▸ EXERCISE DETAILS: Make an exact copy of all the material below, apart from the pictures.

▸ DATA SHOWN:

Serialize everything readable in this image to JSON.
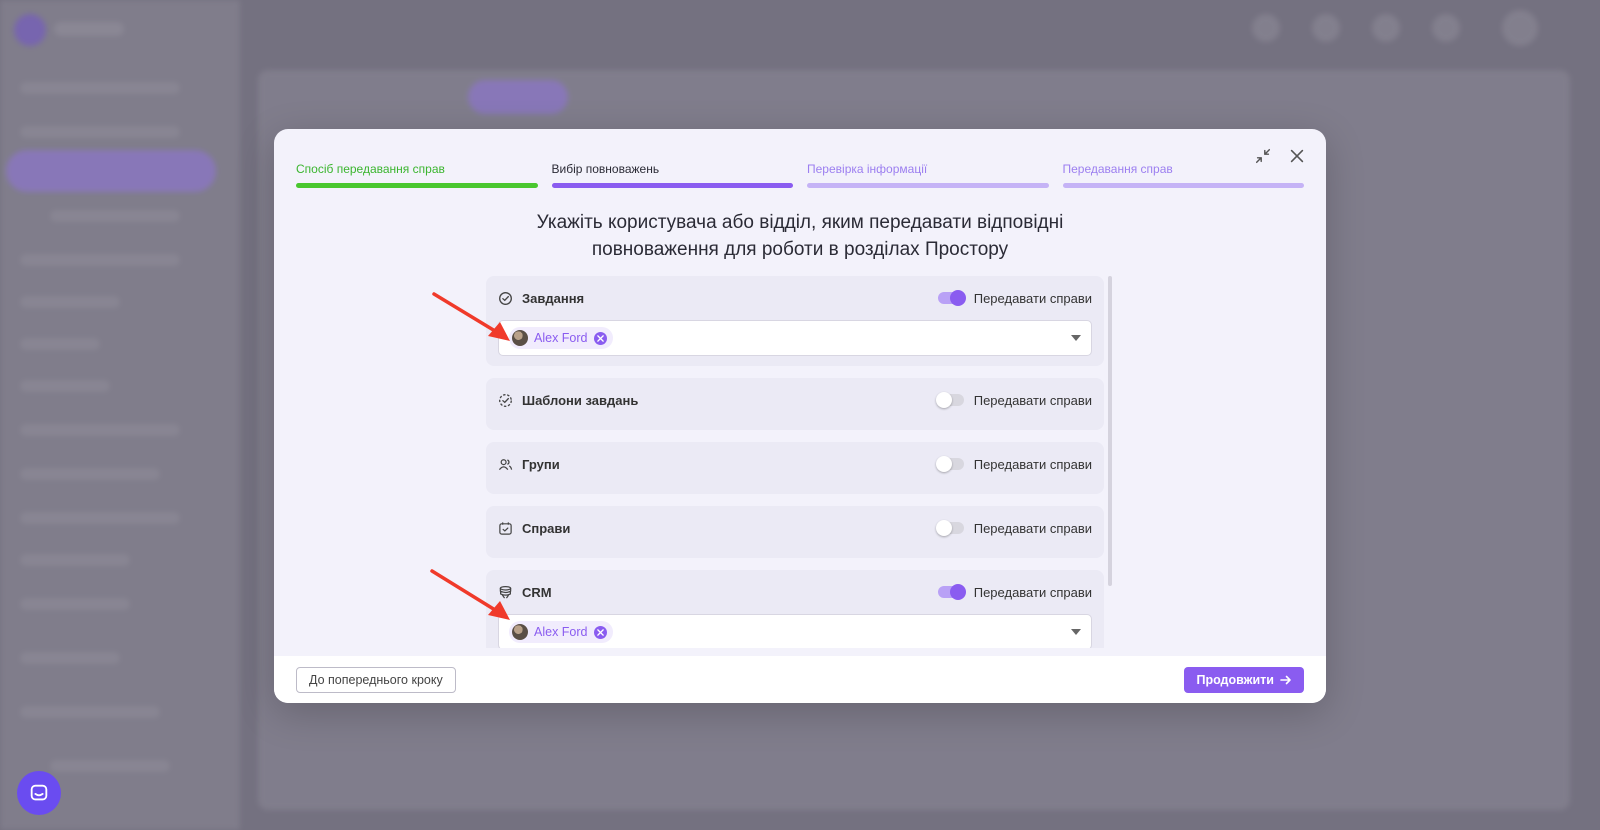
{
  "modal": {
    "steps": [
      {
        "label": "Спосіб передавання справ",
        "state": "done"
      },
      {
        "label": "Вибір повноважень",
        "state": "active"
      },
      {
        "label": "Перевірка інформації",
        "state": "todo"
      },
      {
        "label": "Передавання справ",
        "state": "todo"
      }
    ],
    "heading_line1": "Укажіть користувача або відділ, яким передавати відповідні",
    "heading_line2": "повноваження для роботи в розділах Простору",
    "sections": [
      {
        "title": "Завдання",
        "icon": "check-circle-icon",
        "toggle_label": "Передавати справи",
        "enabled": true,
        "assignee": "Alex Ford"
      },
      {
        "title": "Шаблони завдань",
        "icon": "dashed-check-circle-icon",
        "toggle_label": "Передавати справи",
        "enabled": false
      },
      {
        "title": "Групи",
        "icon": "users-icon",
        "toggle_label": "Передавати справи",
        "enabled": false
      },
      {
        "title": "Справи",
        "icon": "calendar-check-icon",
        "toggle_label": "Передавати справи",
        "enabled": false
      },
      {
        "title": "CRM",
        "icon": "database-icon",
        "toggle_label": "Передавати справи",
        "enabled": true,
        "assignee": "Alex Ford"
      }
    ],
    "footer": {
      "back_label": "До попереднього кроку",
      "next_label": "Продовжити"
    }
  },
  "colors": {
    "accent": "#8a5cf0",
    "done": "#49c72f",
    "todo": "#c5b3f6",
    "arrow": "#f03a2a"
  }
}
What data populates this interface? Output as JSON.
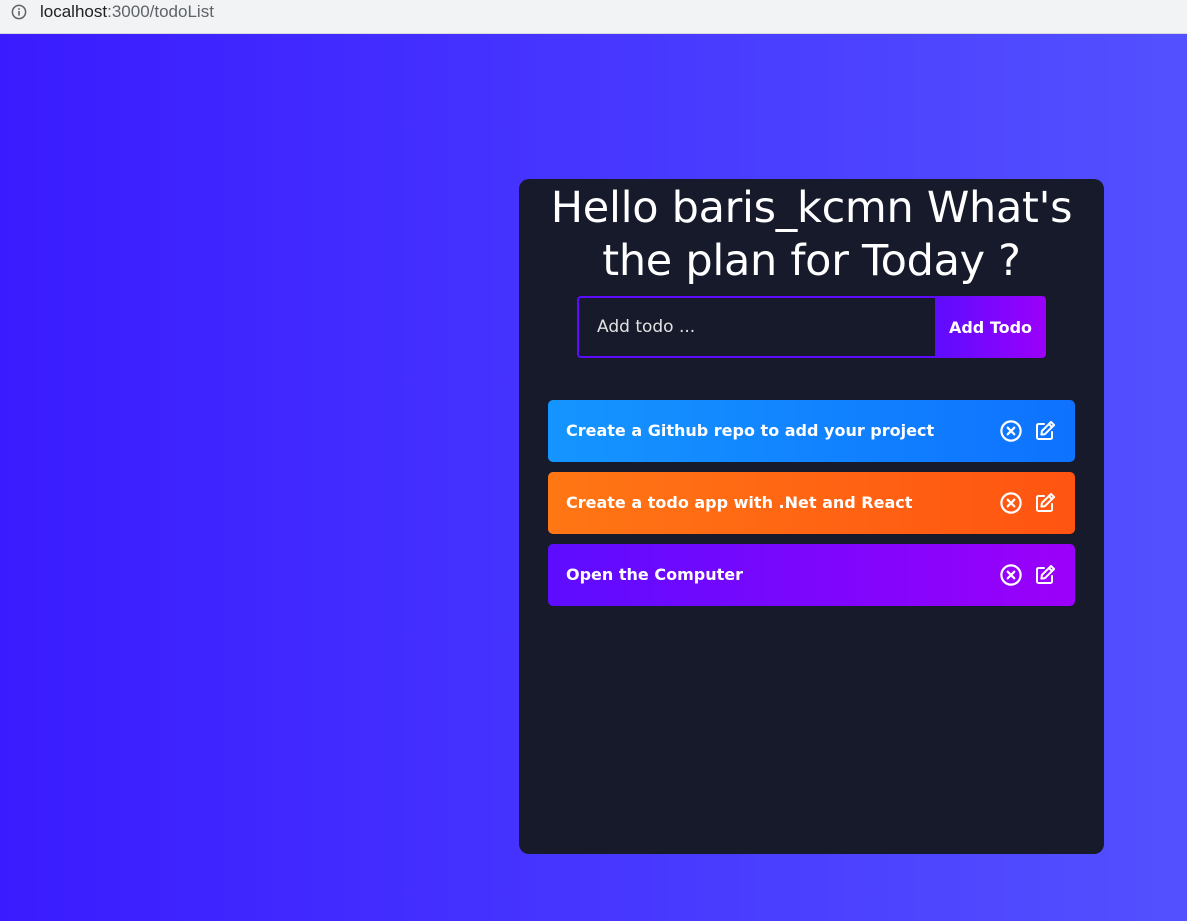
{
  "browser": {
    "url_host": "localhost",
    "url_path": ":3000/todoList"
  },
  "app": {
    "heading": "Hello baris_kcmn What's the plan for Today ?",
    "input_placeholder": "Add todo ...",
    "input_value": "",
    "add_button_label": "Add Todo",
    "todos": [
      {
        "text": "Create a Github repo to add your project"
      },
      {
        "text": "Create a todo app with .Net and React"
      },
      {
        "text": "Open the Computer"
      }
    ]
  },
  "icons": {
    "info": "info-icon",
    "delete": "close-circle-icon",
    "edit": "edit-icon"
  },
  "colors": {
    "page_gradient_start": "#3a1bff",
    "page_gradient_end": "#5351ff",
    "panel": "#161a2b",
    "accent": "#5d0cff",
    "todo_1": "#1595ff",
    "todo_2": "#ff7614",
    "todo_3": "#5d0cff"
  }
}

▸ CORRECT RESULT:
Serialize everything readable in this image to JSON.
{
  "modal": {
    "steps": [
      {
        "label": "Спосіб передавання справ",
        "state": "done"
      },
      {
        "label": "Вибір повноважень",
        "state": "active"
      },
      {
        "label": "Перевірка інформації",
        "state": "todo"
      },
      {
        "label": "Передавання справ",
        "state": "todo"
      }
    ],
    "heading_line1": "Укажіть користувача або відділ, яким передавати відповідні",
    "heading_line2": "повноваження для роботи в розділах Простору",
    "sections": [
      {
        "title": "Завдання",
        "icon": "check-circle-icon",
        "toggle_label": "Передавати справи",
        "enabled": true,
        "assignee": "Alex Ford"
      },
      {
        "title": "Шаблони завдань",
        "icon": "dashed-check-circle-icon",
        "toggle_label": "Передавати справи",
        "enabled": false
      },
      {
        "title": "Групи",
        "icon": "users-icon",
        "toggle_label": "Передавати справи",
        "enabled": false
      },
      {
        "title": "Справи",
        "icon": "calendar-check-icon",
        "toggle_label": "Передавати справи",
        "enabled": false
      },
      {
        "title": "CRM",
        "icon": "database-icon",
        "toggle_label": "Передавати справи",
        "enabled": true,
        "assignee": "Alex Ford"
      }
    ],
    "footer": {
      "back_label": "До попереднього кроку",
      "next_label": "Продовжити"
    }
  },
  "colors": {
    "accent": "#8a5cf0",
    "done": "#49c72f",
    "todo": "#c5b3f6",
    "arrow": "#f03a2a"
  }
}
What data populates this interface? Output as JSON.
{
  "browser": {
    "url_host": "localhost",
    "url_path": ":3000/todoList"
  },
  "app": {
    "heading": "Hello baris_kcmn What's the plan for Today ?",
    "input_placeholder": "Add todo ...",
    "input_value": "",
    "add_button_label": "Add Todo",
    "todos": [
      {
        "text": "Create a Github repo to add your project"
      },
      {
        "text": "Create a todo app with .Net and React"
      },
      {
        "text": "Open the Computer"
      }
    ]
  },
  "icons": {
    "info": "info-icon",
    "delete": "close-circle-icon",
    "edit": "edit-icon"
  },
  "colors": {
    "page_gradient_start": "#3a1bff",
    "page_gradient_end": "#5351ff",
    "panel": "#161a2b",
    "accent": "#5d0cff",
    "todo_1": "#1595ff",
    "todo_2": "#ff7614",
    "todo_3": "#5d0cff"
  }
}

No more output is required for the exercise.